EXERCISE REQUIREMENTS.
In the entries, find all lines that hold the word "Nuclei" and copy them.

Extracted data entries.
*****
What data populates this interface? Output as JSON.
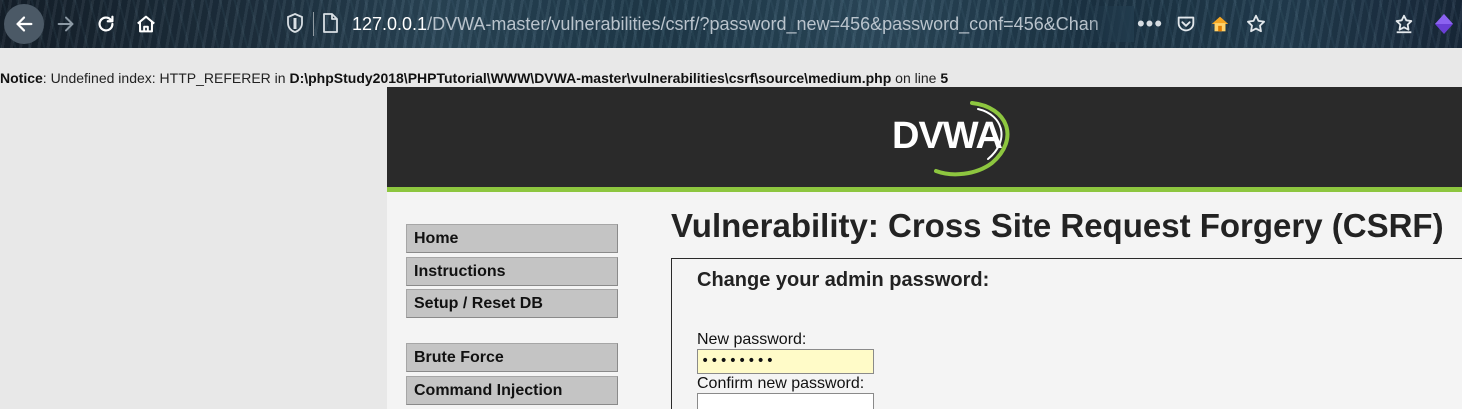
{
  "browser": {
    "url_host": "127.0.0.1",
    "url_path": "/DVWA-master/vulnerabilities/csrf/?password_new=456&password_conf=456&Chan",
    "more_label": "•••",
    "icons": {
      "back": "arrow-left-icon",
      "forward": "arrow-right-icon",
      "reload": "reload-icon",
      "home": "home-icon",
      "shield": "shield-icon",
      "page": "page-icon",
      "pocket": "pocket-icon",
      "homebase": "homebase-icon",
      "star": "star-icon",
      "bookmarks": "bookmarks-icon",
      "extension": "extension-icon"
    }
  },
  "notice": {
    "label": "Notice",
    "message": ": Undefined index: HTTP_REFERER in ",
    "path": "D:\\phpStudy2018\\PHPTutorial\\WWW\\DVWA-master\\vulnerabilities\\csrf\\source\\medium.php",
    "line_text": " on line ",
    "line_number": "5"
  },
  "header": {
    "logo_text": "DVWA",
    "accent_color": "#8dc63f"
  },
  "menu": {
    "items": [
      {
        "label": "Home"
      },
      {
        "label": "Instructions"
      },
      {
        "label": "Setup / Reset DB"
      },
      {
        "label": "Brute Force"
      },
      {
        "label": "Command Injection"
      }
    ]
  },
  "main": {
    "title": "Vulnerability: Cross Site Request Forgery (CSRF)",
    "heading": "Change your admin password:",
    "new_password_label": "New password:",
    "new_password_value": "••••••••",
    "confirm_password_label": "Confirm new password:",
    "confirm_password_value": ""
  }
}
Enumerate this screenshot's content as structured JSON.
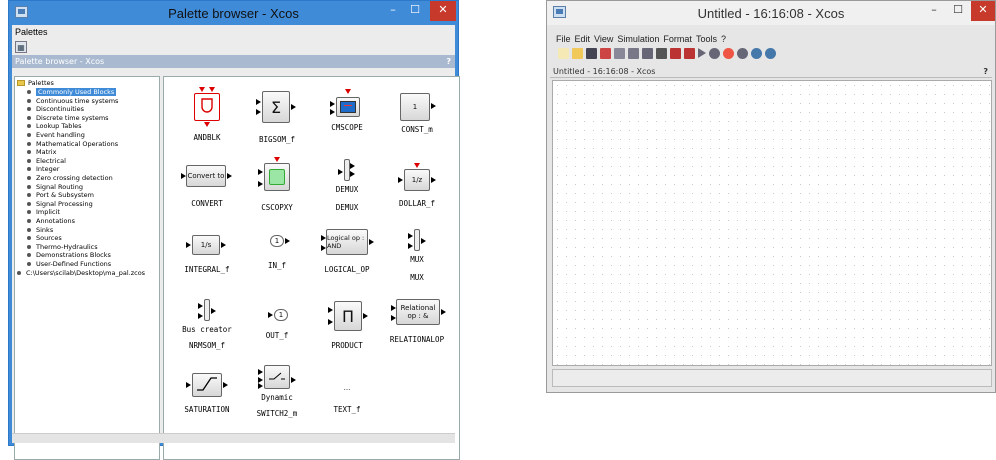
{
  "palette_window": {
    "title": "Palette browser - Xcos",
    "menu": [
      "Palettes"
    ],
    "panel_title": "Palette browser - Xcos",
    "panel_help": "?",
    "tree_root": "Palettes",
    "tree_items": [
      "Commonly Used Blocks",
      "Continuous time systems",
      "Discontinuities",
      "Discrete time systems",
      "Lookup Tables",
      "Event handling",
      "Mathematical Operations",
      "Matrix",
      "Electrical",
      "Integer",
      "Zero crossing detection",
      "Signal Routing",
      "Port & Subsystem",
      "Signal Processing",
      "Implicit",
      "Annotations",
      "Sinks",
      "Sources",
      "Thermo-Hydraulics",
      "Demonstrations Blocks",
      "User-Defined Functions"
    ],
    "tree_extra": "C:\\Users\\scilab\\Desktop\\ma_pal.zcos",
    "selected_item": "Commonly Used Blocks",
    "blocks": [
      {
        "name": "ANDBLK",
        "glyph": ""
      },
      {
        "name": "BIGSOM_f",
        "glyph": "Σ"
      },
      {
        "name": "CMSCOPE",
        "glyph": ""
      },
      {
        "name": "CONST_m",
        "glyph": "1"
      },
      {
        "name": "CONVERT",
        "glyph": "Convert to"
      },
      {
        "name": "CSCOPXY",
        "glyph": ""
      },
      {
        "name": "DEMUX",
        "glyph": "DEMUX"
      },
      {
        "name": "DOLLAR_f",
        "glyph": "1/z"
      },
      {
        "name": "INTEGRAL_f",
        "glyph": "1/s"
      },
      {
        "name": "IN_f",
        "glyph": "1"
      },
      {
        "name": "LOGICAL_OP",
        "glyph": "Logical op : AND"
      },
      {
        "name": "MUX",
        "glyph": "MUX"
      },
      {
        "name": "NRMSOM_f",
        "glyph": "Bus creator"
      },
      {
        "name": "OUT_f",
        "glyph": "1"
      },
      {
        "name": "PRODUCT",
        "glyph": "Π"
      },
      {
        "name": "RELATIONALOP",
        "glyph": "Relational op : &"
      },
      {
        "name": "SATURATION",
        "glyph": ""
      },
      {
        "name": "SWITCH2_m",
        "glyph": "Dynamic"
      },
      {
        "name": "TEXT_f",
        "glyph": "..."
      }
    ]
  },
  "xcos_window": {
    "title": "Untitled - 16:16:08 - Xcos",
    "menu": [
      "File",
      "Edit",
      "View",
      "Simulation",
      "Format",
      "Tools",
      "?"
    ],
    "panel_title": "Untitled - 16:16:08 - Xcos",
    "panel_help": "?",
    "toolbar_icons": [
      "new-icon",
      "open-icon",
      "open-folder-icon",
      "save-icon",
      "save-as-icon",
      "print-icon",
      "export-icon",
      "undo-icon",
      "redo-icon",
      "fit-icon",
      "start-icon",
      "stop-icon",
      "zoom-in-icon",
      "zoom-out-icon",
      "settings-icon",
      "help-icon"
    ]
  },
  "colors": {
    "accent": "#3f8bd8",
    "close": "#c7392b",
    "port": "#d00000"
  }
}
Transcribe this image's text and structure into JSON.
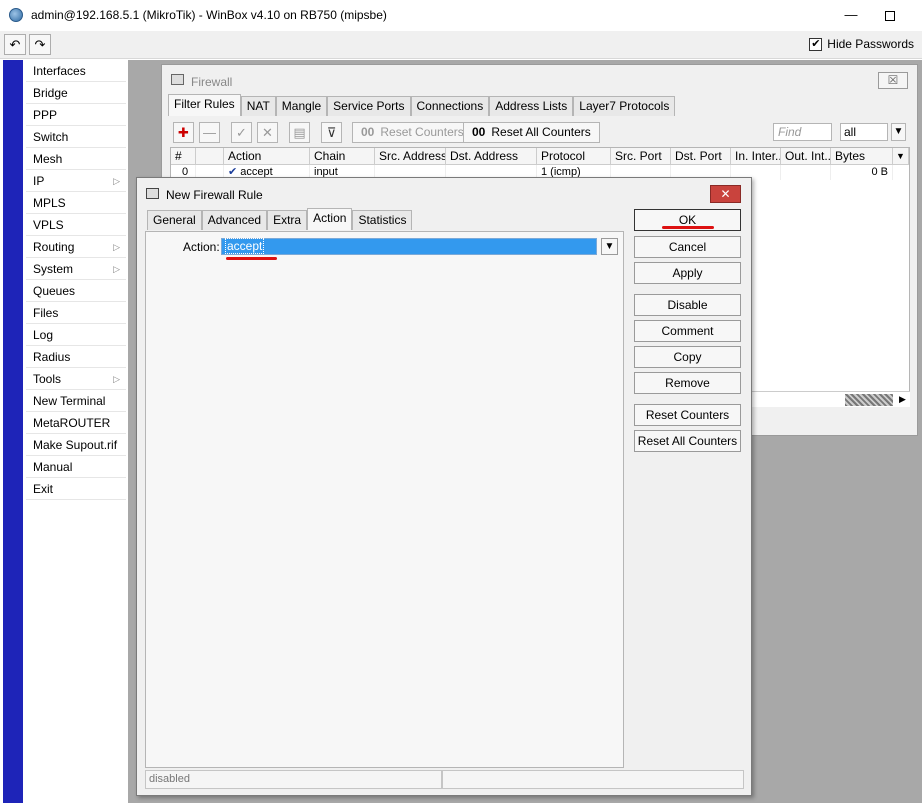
{
  "window": {
    "title": "admin@192.168.5.1 (MikroTik) - WinBox v4.10 on RB750 (mipsbe)",
    "minimize_glyph": "—",
    "close_glyph": "□"
  },
  "toolbar": {
    "undo_glyph": "↶",
    "redo_glyph": "↷",
    "hide_passwords_label": "Hide Passwords",
    "hide_passwords_checked": true,
    "check_glyph": "✔"
  },
  "sidebar": {
    "items": [
      {
        "label": "Interfaces",
        "submenu": false
      },
      {
        "label": "Bridge",
        "submenu": false
      },
      {
        "label": "PPP",
        "submenu": false
      },
      {
        "label": "Switch",
        "submenu": false
      },
      {
        "label": "Mesh",
        "submenu": false
      },
      {
        "label": "IP",
        "submenu": true
      },
      {
        "label": "MPLS",
        "submenu": false
      },
      {
        "label": "VPLS",
        "submenu": false
      },
      {
        "label": "Routing",
        "submenu": true
      },
      {
        "label": "System",
        "submenu": true
      },
      {
        "label": "Queues",
        "submenu": false
      },
      {
        "label": "Files",
        "submenu": false
      },
      {
        "label": "Log",
        "submenu": false
      },
      {
        "label": "Radius",
        "submenu": false
      },
      {
        "label": "Tools",
        "submenu": true
      },
      {
        "label": "New Terminal",
        "submenu": false
      },
      {
        "label": "MetaROUTER",
        "submenu": false
      },
      {
        "label": "Make Supout.rif",
        "submenu": false
      },
      {
        "label": "Manual",
        "submenu": false
      },
      {
        "label": "Exit",
        "submenu": false
      }
    ],
    "submenu_glyph": "▷"
  },
  "firewall": {
    "title": "Firewall",
    "close_glyph": "☒",
    "tabs": [
      "Filter Rules",
      "NAT",
      "Mangle",
      "Service Ports",
      "Connections",
      "Address Lists",
      "Layer7 Protocols"
    ],
    "active_tab": "Filter Rules",
    "tools": {
      "add_glyph": "✚",
      "remove_glyph": "—",
      "enable_glyph": "✓",
      "disable_glyph": "✕",
      "comment_glyph": "▤",
      "filter_glyph": "⊽",
      "reset_counters_label": "Reset Counters",
      "reset_counters_prefix": "00",
      "reset_all_counters_label": "Reset All Counters",
      "reset_all_counters_prefix": "00",
      "find_placeholder": "Find",
      "filter_value": "all",
      "dropdown_glyph": "▼"
    },
    "columns": [
      "#",
      "",
      "Action",
      "Chain",
      "Src. Address",
      "Dst. Address",
      "Protocol",
      "Src. Port",
      "Dst. Port",
      "In. Inter...",
      "Out. Int...",
      "Bytes"
    ],
    "rows": [
      {
        "num": "0",
        "action": "accept",
        "action_glyph": "✔",
        "chain": "input",
        "protocol": "1 (icmp)",
        "bytes": "0 B"
      }
    ],
    "scroll_glyph": "▶"
  },
  "dialog": {
    "title": "New Firewall Rule",
    "close_glyph": "✕",
    "tabs": [
      "General",
      "Advanced",
      "Extra",
      "Action",
      "Statistics"
    ],
    "active_tab": "Action",
    "action_label": "Action:",
    "action_value": "accept",
    "dropdown_glyph": "▼",
    "buttons": [
      "OK",
      "Cancel",
      "Apply",
      "Disable",
      "Comment",
      "Copy",
      "Remove",
      "Reset Counters",
      "Reset All Counters"
    ],
    "status": "disabled",
    "annotation_color": "#dd1111"
  }
}
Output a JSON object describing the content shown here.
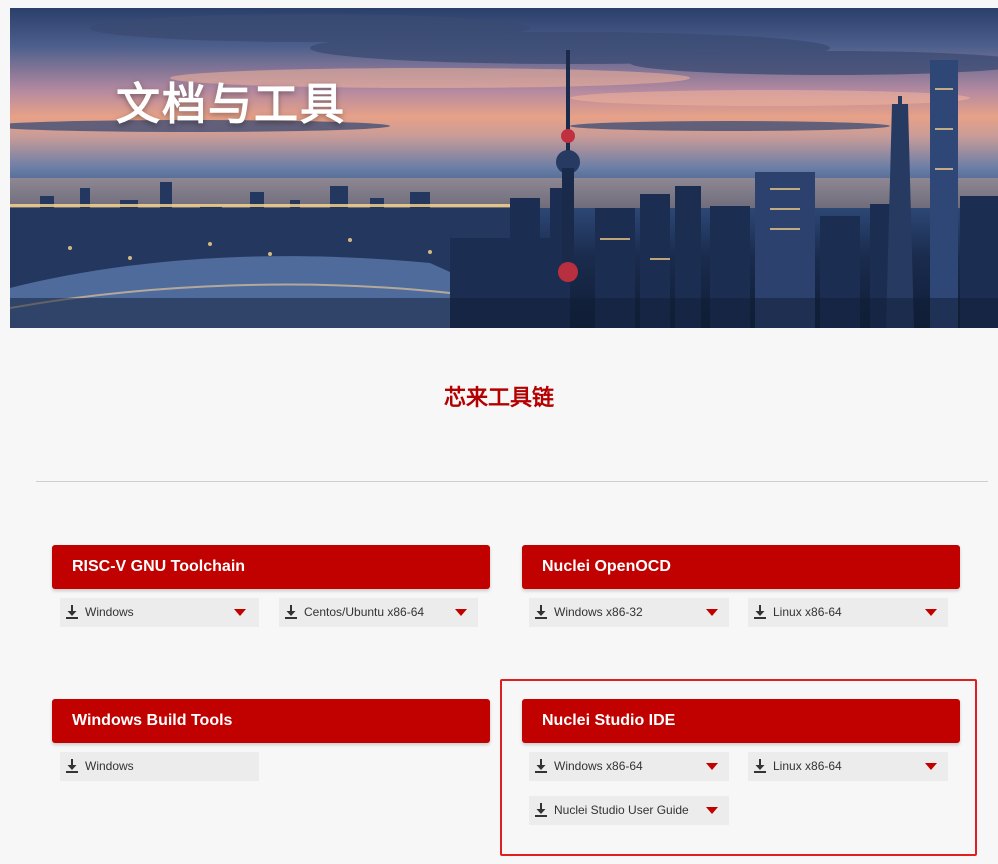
{
  "banner": {
    "title": "文档与工具"
  },
  "section": {
    "title": "芯来工具链"
  },
  "cards": {
    "gnu": {
      "title": "RISC-V GNU Toolchain",
      "buttons": [
        "Windows",
        "Centos/Ubuntu x86-64"
      ]
    },
    "openocd": {
      "title": "Nuclei OpenOCD",
      "buttons": [
        "Windows x86-32",
        "Linux x86-64"
      ]
    },
    "build": {
      "title": "Windows Build Tools",
      "buttons": [
        "Windows"
      ]
    },
    "studio": {
      "title": "Nuclei Studio IDE",
      "buttons": [
        "Windows x86-64",
        "Linux x86-64",
        "Nuclei Studio User Guide"
      ]
    }
  },
  "theme": {
    "accent": "#c10000",
    "title_red": "#b30000",
    "highlight": "#e02020",
    "button_bg": "#ececec"
  },
  "icons": {
    "download": "download-icon",
    "dropdown": "caret-down-icon"
  }
}
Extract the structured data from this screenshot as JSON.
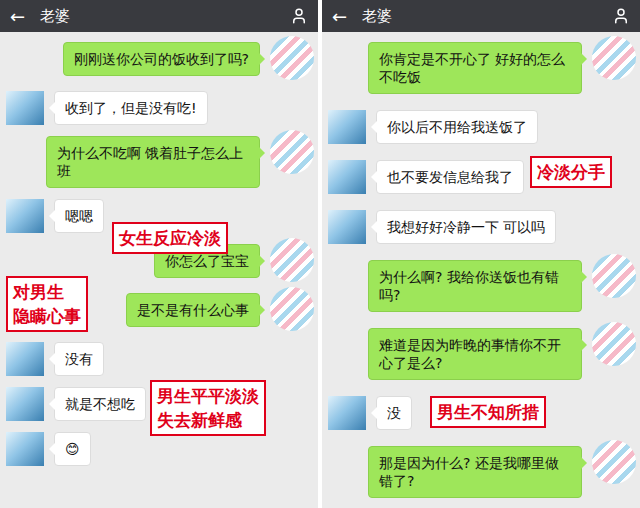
{
  "panels": [
    {
      "back": "←",
      "title": "老婆",
      "messages": [
        {
          "side": "right",
          "text": "刚刚送你公司的饭收到了吗?"
        },
        {
          "side": "left",
          "text": "收到了，但是没有吃!"
        },
        {
          "side": "right",
          "text": "为什么不吃啊 饿着肚子怎么上班"
        },
        {
          "side": "left",
          "text": "嗯嗯"
        },
        {
          "side": "right",
          "text": "你怎么了宝宝"
        },
        {
          "side": "right",
          "text": "是不是有什么心事"
        },
        {
          "side": "left",
          "text": "没有"
        },
        {
          "side": "left",
          "text": "就是不想吃"
        },
        {
          "side": "left",
          "text": "😊"
        }
      ],
      "annotations": [
        {
          "lines": [
            "女生反应冷淡"
          ]
        },
        {
          "lines": [
            "对男生",
            "隐瞒心事"
          ]
        },
        {
          "lines": [
            "男生平平淡淡",
            "失去新鲜感"
          ]
        }
      ]
    },
    {
      "back": "←",
      "title": "老婆",
      "messages": [
        {
          "side": "right",
          "text": "你肯定是不开心了 好好的怎么不吃饭"
        },
        {
          "side": "left",
          "text": "你以后不用给我送饭了"
        },
        {
          "side": "left",
          "text": "也不要发信息给我了"
        },
        {
          "side": "left",
          "text": "我想好好冷静一下 可以吗"
        },
        {
          "side": "right",
          "text": "为什么啊? 我给你送饭也有错吗?"
        },
        {
          "side": "right",
          "text": "难道是因为昨晚的事情你不开心了是么?"
        },
        {
          "side": "left",
          "text": "没"
        },
        {
          "side": "right",
          "text": "那是因为什么? 还是我哪里做错了?"
        }
      ],
      "annotations": [
        {
          "lines": [
            "冷淡分手"
          ]
        },
        {
          "lines": [
            "男生不知所措"
          ]
        }
      ]
    }
  ]
}
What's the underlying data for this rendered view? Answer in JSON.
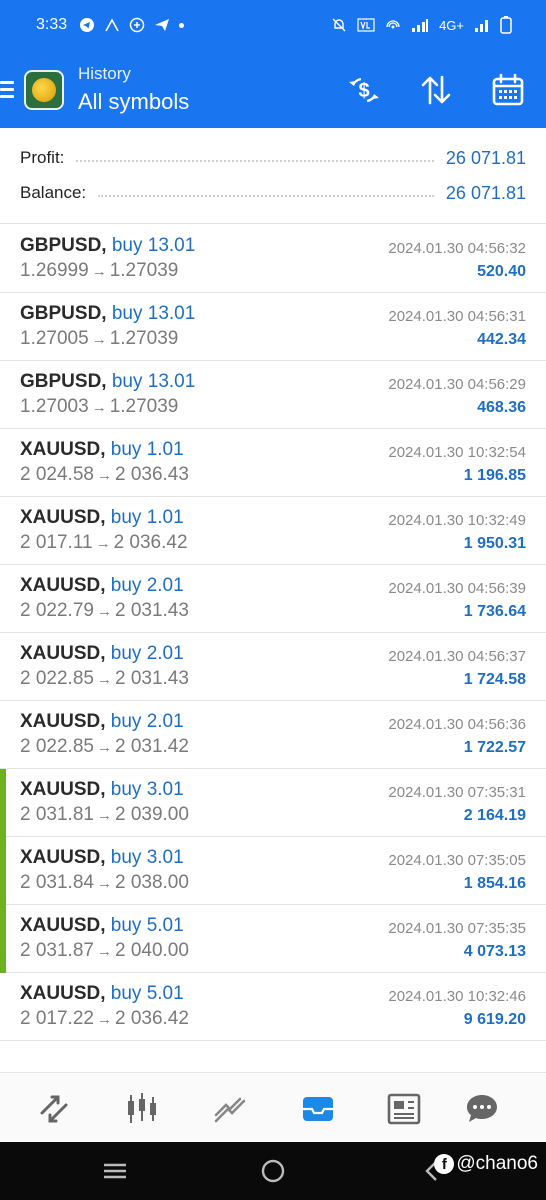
*****
RIGHT ANSWER.
      "title": "Nuclei OpenOCD",
      "title": "Nuclei Studio IDE",
        "Nuclei Studio User Guide"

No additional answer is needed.